Problem
Each line of the material below should be reproduced exactly.
<<<<
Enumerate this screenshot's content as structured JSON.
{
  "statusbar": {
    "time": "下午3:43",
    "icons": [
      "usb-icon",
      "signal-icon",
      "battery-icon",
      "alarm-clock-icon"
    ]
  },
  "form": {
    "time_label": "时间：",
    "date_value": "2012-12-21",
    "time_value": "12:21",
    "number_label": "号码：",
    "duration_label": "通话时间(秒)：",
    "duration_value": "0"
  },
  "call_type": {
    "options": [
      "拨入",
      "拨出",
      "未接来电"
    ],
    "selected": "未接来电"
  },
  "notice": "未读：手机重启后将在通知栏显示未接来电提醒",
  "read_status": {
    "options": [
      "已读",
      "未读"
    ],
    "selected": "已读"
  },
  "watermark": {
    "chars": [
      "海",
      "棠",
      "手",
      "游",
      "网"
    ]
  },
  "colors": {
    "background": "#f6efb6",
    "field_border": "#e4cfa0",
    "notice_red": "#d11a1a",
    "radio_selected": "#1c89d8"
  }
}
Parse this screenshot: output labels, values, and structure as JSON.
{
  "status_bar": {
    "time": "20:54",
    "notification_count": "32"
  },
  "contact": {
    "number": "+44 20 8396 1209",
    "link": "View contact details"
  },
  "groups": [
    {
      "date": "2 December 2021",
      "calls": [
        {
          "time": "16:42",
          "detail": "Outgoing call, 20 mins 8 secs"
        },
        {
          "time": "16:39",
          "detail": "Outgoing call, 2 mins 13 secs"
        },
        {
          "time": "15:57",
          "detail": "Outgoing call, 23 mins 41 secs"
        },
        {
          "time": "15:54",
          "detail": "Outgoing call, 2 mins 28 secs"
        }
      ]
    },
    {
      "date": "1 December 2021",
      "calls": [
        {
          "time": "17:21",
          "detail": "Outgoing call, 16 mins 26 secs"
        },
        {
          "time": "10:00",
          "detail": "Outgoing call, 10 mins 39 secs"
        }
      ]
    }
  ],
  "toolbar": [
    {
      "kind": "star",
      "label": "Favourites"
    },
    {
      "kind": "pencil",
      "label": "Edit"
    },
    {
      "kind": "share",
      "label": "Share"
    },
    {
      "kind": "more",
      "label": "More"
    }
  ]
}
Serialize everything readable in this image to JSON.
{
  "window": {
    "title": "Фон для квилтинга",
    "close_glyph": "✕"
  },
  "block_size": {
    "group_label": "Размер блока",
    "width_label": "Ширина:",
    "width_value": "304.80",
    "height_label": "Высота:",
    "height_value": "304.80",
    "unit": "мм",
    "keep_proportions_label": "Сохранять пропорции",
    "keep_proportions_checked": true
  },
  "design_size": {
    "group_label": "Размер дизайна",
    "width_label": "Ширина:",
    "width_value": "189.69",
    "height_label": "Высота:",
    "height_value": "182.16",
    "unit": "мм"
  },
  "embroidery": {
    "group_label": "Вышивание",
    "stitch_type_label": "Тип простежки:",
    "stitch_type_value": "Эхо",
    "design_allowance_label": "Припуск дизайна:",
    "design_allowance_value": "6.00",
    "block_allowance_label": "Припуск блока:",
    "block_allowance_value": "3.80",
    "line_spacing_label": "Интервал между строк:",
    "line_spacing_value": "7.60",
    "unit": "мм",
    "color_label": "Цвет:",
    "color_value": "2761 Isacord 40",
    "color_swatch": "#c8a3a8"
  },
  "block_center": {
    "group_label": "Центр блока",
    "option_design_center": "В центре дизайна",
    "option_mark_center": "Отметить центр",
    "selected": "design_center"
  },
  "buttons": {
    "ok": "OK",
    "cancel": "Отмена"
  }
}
>>>>
Exercise answer
Enumerate this screenshot's content as structured JSON.
{
  "statusbar": {
    "time": "下午3:43",
    "icons": [
      "usb-icon",
      "signal-icon",
      "battery-icon",
      "alarm-clock-icon"
    ]
  },
  "form": {
    "time_label": "时间：",
    "date_value": "2012-12-21",
    "time_value": "12:21",
    "number_label": "号码：",
    "duration_label": "通话时间(秒)：",
    "duration_value": "0"
  },
  "call_type": {
    "options": [
      "拨入",
      "拨出",
      "未接来电"
    ],
    "selected": "未接来电"
  },
  "notice": "未读：手机重启后将在通知栏显示未接来电提醒",
  "read_status": {
    "options": [
      "已读",
      "未读"
    ],
    "selected": "已读"
  },
  "watermark": {
    "chars": [
      "海",
      "棠",
      "手",
      "游",
      "网"
    ]
  },
  "colors": {
    "background": "#f6efb6",
    "field_border": "#e4cfa0",
    "notice_red": "#d11a1a",
    "radio_selected": "#1c89d8"
  }
}
Parse this screenshot: output labels, values, and structure as JSON.
{
  "status_bar": {
    "time": "20:54",
    "notification_count": "32"
  },
  "contact": {
    "number": "+44 20 8396 1209",
    "link": "View contact details"
  },
  "groups": [
    {
      "date": "2 December 2021",
      "calls": [
        {
          "time": "16:42",
          "detail": "Outgoing call, 20 mins 8 secs"
        },
        {
          "time": "16:39",
          "detail": "Outgoing call, 2 mins 13 secs"
        },
        {
          "time": "15:57",
          "detail": "Outgoing call, 23 mins 41 secs"
        },
        {
          "time": "15:54",
          "detail": "Outgoing call, 2 mins 28 secs"
        }
      ]
    },
    {
      "date": "1 December 2021",
      "calls": [
        {
          "time": "17:21",
          "detail": "Outgoing call, 16 mins 26 secs"
        },
        {
          "time": "10:00",
          "detail": "Outgoing call, 10 mins 39 secs"
        }
      ]
    }
  ],
  "toolbar": [
    {
      "kind": "star",
      "label": "Favourites"
    },
    {
      "kind": "pencil",
      "label": "Edit"
    },
    {
      "kind": "share",
      "label": "Share"
    },
    {
      "kind": "more",
      "label": "More"
    }
  ]
}
Serialize everything readable in this image to JSON.
{
  "window": {
    "title": "Фон для квилтинга",
    "close_glyph": "✕"
  },
  "block_size": {
    "group_label": "Размер блока",
    "width_label": "Ширина:",
    "width_value": "304.80",
    "height_label": "Высота:",
    "height_value": "304.80",
    "unit": "мм",
    "keep_proportions_label": "Сохранять пропорции",
    "keep_proportions_checked": true
  },
  "design_size": {
    "group_label": "Размер дизайна",
    "width_label": "Ширина:",
    "width_value": "189.69",
    "height_label": "Высота:",
    "height_value": "182.16",
    "unit": "мм"
  },
  "embroidery": {
    "group_label": "Вышивание",
    "stitch_type_label": "Тип простежки:",
    "stitch_type_value": "Эхо",
    "design_allowance_label": "Припуск дизайна:",
    "design_allowance_value": "6.00",
    "block_allowance_label": "Припуск блока:",
    "block_allowance_value": "3.80",
    "line_spacing_label": "Интервал между строк:",
    "line_spacing_value": "7.60",
    "unit": "мм",
    "color_label": "Цвет:",
    "color_value": "2761 Isacord 40",
    "color_swatch": "#c8a3a8"
  },
  "block_center": {
    "group_label": "Центр блока",
    "option_design_center": "В центре дизайна",
    "option_mark_center": "Отметить центр",
    "selected": "design_center"
  },
  "buttons": {
    "ok": "OK",
    "cancel": "Отмена"
  }
}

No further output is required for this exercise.